TASK TO CARRY OUT
Return each entry exactly, with none missing.
— Start of INFORMATION GIVEN —
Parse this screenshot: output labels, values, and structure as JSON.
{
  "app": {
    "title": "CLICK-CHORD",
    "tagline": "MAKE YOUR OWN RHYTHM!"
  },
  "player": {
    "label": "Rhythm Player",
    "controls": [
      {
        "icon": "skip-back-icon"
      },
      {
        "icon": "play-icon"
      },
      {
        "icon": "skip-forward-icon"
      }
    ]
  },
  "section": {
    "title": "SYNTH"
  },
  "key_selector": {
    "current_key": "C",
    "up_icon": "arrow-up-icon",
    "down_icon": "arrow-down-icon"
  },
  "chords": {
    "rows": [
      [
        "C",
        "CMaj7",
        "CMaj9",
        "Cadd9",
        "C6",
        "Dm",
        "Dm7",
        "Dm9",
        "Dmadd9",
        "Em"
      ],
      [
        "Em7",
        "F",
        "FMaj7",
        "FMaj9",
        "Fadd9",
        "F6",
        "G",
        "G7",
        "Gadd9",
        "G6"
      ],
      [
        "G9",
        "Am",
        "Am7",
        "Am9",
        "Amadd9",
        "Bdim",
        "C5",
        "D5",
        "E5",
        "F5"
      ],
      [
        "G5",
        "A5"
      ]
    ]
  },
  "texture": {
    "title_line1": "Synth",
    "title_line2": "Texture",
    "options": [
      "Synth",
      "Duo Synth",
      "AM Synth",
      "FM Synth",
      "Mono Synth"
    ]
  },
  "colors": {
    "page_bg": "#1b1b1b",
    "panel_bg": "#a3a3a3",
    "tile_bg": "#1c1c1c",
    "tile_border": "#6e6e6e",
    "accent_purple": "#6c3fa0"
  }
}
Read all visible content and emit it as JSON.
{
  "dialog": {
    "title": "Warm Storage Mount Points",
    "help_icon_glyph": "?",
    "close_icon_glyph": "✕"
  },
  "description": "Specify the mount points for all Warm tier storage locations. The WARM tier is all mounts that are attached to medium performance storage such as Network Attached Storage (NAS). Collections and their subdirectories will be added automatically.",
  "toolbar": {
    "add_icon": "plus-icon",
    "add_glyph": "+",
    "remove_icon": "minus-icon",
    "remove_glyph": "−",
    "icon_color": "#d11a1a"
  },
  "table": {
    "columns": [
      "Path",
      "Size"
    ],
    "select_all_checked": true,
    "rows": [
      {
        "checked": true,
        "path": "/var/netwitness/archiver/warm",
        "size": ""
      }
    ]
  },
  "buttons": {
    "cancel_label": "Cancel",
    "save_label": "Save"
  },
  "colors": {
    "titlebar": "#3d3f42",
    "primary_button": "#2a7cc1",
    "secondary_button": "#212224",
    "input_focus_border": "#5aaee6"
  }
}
— End of INFORMATION GIVEN —
THE RESPONSE
Parse this screenshot: output labels, values, and structure as JSON.
{
  "app": {
    "title": "CLICK-CHORD",
    "tagline": "MAKE YOUR OWN RHYTHM!"
  },
  "player": {
    "label": "Rhythm Player",
    "controls": [
      {
        "icon": "skip-back-icon"
      },
      {
        "icon": "play-icon"
      },
      {
        "icon": "skip-forward-icon"
      }
    ]
  },
  "section": {
    "title": "SYNTH"
  },
  "key_selector": {
    "current_key": "C",
    "up_icon": "arrow-up-icon",
    "down_icon": "arrow-down-icon"
  },
  "chords": {
    "rows": [
      [
        "C",
        "CMaj7",
        "CMaj9",
        "Cadd9",
        "C6",
        "Dm",
        "Dm7",
        "Dm9",
        "Dmadd9",
        "Em"
      ],
      [
        "Em7",
        "F",
        "FMaj7",
        "FMaj9",
        "Fadd9",
        "F6",
        "G",
        "G7",
        "Gadd9",
        "G6"
      ],
      [
        "G9",
        "Am",
        "Am7",
        "Am9",
        "Amadd9",
        "Bdim",
        "C5",
        "D5",
        "E5",
        "F5"
      ],
      [
        "G5",
        "A5"
      ]
    ]
  },
  "texture": {
    "title_line1": "Synth",
    "title_line2": "Texture",
    "options": [
      "Synth",
      "Duo Synth",
      "AM Synth",
      "FM Synth",
      "Mono Synth"
    ]
  },
  "colors": {
    "page_bg": "#1b1b1b",
    "panel_bg": "#a3a3a3",
    "tile_bg": "#1c1c1c",
    "tile_border": "#6e6e6e",
    "accent_purple": "#6c3fa0"
  }
}
Read all visible content and emit it as JSON.
{
  "dialog": {
    "title": "Warm Storage Mount Points",
    "help_icon_glyph": "?",
    "close_icon_glyph": "✕"
  },
  "description": "Specify the mount points for all Warm tier storage locations. The WARM tier is all mounts that are attached to medium performance storage such as Network Attached Storage (NAS). Collections and their subdirectories will be added automatically.",
  "toolbar": {
    "add_icon": "plus-icon",
    "add_glyph": "+",
    "remove_icon": "minus-icon",
    "remove_glyph": "−",
    "icon_color": "#d11a1a"
  },
  "table": {
    "columns": [
      "Path",
      "Size"
    ],
    "select_all_checked": true,
    "rows": [
      {
        "checked": true,
        "path": "/var/netwitness/archiver/warm",
        "size": ""
      }
    ]
  },
  "buttons": {
    "cancel_label": "Cancel",
    "save_label": "Save"
  },
  "colors": {
    "titlebar": "#3d3f42",
    "primary_button": "#2a7cc1",
    "secondary_button": "#212224",
    "input_focus_border": "#5aaee6"
  }
}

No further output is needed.